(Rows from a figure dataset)
------------------------------------------------------------
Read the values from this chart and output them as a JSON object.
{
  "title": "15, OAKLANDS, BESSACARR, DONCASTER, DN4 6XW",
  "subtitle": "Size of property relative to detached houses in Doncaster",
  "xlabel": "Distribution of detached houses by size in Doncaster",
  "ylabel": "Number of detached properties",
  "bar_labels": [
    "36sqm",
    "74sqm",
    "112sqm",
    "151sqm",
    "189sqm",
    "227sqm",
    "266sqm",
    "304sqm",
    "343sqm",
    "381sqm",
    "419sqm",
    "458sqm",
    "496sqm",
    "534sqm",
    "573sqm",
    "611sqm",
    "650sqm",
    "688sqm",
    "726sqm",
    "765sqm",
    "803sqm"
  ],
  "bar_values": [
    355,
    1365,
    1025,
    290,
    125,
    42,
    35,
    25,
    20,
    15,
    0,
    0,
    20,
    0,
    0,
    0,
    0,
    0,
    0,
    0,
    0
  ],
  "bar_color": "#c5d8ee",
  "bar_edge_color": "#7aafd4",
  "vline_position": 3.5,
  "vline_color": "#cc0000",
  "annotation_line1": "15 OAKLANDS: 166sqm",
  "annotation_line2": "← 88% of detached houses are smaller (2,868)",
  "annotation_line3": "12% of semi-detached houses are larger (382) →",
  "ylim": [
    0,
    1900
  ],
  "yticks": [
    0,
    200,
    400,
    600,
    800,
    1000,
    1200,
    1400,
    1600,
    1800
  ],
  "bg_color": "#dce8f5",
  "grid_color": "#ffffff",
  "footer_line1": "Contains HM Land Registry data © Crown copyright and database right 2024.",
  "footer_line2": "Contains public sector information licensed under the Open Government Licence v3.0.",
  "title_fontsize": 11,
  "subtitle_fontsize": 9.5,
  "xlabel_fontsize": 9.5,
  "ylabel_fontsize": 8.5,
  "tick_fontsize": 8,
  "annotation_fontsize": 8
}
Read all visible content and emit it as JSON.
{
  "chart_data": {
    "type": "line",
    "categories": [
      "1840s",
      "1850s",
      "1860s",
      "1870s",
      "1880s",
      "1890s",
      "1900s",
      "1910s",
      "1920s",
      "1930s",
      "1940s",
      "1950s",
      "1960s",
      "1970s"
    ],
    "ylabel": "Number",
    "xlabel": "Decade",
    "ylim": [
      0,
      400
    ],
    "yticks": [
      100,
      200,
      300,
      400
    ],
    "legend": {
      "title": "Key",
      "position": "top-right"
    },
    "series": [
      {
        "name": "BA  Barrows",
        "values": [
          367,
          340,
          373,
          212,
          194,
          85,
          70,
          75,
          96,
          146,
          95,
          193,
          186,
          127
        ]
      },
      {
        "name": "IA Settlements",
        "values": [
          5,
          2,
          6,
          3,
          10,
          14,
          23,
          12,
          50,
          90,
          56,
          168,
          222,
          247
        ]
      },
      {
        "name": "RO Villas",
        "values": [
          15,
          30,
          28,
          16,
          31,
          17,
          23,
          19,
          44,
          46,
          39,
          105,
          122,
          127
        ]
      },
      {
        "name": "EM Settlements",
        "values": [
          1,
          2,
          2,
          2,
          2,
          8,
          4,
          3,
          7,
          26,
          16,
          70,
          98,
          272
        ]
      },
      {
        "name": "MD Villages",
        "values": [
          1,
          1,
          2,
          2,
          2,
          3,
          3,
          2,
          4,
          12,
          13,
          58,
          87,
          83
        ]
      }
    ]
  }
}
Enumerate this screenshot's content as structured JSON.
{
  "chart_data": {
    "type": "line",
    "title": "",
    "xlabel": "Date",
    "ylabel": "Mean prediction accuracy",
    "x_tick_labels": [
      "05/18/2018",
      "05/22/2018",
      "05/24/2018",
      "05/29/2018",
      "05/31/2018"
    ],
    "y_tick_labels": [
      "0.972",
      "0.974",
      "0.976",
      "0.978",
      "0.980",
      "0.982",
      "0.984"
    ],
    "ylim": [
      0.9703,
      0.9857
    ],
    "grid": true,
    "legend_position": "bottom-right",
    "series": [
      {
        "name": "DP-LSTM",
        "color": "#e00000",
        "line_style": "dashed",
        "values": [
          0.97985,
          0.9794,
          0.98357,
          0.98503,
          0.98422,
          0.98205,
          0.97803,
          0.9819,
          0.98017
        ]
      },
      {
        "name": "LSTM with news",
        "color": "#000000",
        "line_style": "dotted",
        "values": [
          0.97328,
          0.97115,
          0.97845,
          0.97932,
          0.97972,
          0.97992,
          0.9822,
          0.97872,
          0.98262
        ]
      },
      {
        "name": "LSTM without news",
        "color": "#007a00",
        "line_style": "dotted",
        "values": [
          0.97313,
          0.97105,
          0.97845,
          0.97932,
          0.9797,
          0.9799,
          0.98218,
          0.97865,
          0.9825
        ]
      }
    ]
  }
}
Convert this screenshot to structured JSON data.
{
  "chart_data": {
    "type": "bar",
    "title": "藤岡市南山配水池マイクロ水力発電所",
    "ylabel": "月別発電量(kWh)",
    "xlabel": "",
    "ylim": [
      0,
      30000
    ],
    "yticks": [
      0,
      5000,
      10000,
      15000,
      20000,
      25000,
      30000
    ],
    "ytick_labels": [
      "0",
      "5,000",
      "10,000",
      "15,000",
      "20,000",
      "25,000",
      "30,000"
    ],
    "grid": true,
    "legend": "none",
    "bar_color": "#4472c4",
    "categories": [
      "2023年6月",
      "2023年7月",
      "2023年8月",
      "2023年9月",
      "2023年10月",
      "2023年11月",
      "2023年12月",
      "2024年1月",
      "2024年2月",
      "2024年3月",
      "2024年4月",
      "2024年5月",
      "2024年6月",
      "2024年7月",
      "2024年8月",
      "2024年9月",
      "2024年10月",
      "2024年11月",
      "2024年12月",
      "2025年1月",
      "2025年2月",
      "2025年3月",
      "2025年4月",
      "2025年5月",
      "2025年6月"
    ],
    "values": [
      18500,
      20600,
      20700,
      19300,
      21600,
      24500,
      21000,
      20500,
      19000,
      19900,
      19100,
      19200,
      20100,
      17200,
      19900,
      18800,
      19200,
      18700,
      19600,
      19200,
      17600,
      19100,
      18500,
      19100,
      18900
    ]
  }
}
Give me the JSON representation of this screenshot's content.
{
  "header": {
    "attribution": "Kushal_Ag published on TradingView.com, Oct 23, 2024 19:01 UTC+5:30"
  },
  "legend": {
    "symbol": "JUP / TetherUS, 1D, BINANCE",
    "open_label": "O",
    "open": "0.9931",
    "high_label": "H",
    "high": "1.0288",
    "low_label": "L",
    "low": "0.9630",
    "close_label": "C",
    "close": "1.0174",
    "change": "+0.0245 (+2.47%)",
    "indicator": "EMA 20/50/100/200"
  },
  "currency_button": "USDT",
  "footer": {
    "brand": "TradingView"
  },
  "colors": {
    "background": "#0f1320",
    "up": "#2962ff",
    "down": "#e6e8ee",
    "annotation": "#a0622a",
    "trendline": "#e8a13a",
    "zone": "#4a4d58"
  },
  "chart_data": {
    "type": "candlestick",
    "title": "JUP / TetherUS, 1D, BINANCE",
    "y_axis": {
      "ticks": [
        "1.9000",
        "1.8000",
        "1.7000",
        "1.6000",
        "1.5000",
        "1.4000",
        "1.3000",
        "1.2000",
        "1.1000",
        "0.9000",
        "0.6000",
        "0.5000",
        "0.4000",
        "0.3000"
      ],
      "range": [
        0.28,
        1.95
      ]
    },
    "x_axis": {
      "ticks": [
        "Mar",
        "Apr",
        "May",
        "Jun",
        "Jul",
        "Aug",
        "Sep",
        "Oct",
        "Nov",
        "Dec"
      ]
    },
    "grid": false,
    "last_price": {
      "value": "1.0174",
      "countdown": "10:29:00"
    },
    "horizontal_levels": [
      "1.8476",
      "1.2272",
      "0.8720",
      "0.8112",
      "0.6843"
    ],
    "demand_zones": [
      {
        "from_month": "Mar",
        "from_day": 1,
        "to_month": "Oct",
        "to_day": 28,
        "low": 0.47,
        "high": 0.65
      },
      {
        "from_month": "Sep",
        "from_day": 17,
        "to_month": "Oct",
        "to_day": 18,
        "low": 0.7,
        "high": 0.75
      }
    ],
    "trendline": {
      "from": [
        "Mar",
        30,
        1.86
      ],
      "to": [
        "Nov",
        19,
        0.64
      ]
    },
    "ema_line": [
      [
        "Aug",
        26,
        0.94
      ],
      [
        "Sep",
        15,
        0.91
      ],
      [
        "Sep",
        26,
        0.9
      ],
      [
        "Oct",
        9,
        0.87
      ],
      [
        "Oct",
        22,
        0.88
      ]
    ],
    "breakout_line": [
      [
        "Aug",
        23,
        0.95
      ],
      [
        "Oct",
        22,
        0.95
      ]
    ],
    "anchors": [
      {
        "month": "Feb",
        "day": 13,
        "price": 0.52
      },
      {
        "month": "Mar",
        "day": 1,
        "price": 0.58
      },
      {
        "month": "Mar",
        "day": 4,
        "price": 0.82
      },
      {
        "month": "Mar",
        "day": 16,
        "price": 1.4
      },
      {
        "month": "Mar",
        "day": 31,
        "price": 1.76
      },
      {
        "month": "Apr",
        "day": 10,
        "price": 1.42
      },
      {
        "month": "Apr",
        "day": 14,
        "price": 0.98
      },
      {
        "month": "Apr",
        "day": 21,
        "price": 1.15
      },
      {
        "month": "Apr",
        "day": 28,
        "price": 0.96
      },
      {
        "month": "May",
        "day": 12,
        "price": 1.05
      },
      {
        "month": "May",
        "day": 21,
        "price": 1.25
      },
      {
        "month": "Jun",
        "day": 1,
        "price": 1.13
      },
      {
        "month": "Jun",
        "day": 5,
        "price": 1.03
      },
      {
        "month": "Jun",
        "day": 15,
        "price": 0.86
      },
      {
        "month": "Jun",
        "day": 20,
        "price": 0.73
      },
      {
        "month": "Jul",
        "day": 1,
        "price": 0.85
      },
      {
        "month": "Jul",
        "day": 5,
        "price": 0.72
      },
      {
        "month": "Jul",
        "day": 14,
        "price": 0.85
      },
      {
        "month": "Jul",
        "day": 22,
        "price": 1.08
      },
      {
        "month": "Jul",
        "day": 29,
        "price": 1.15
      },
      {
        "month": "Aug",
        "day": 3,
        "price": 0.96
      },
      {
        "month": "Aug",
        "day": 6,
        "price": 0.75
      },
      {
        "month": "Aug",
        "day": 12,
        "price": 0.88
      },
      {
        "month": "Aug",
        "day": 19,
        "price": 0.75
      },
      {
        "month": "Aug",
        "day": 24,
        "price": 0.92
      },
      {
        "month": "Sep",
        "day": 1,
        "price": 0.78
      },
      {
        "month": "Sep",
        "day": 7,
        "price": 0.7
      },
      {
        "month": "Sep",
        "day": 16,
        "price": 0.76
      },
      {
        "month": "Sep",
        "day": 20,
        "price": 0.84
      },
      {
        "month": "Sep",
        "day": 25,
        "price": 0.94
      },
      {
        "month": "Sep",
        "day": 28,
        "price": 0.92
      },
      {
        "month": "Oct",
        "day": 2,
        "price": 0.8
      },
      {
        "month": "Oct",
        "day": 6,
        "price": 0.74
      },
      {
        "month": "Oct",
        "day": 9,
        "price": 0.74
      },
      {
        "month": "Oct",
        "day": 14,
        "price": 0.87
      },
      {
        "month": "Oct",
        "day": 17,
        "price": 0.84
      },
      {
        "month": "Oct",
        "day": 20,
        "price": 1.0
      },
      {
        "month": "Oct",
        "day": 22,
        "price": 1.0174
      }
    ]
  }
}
------------------------------------------------------------
=== TASK DETAILS ===
For the entries shown above, give the number of lines that include the word "LSTM", without any other text.

=== OUTPUT OF THE EXERCISE ===
3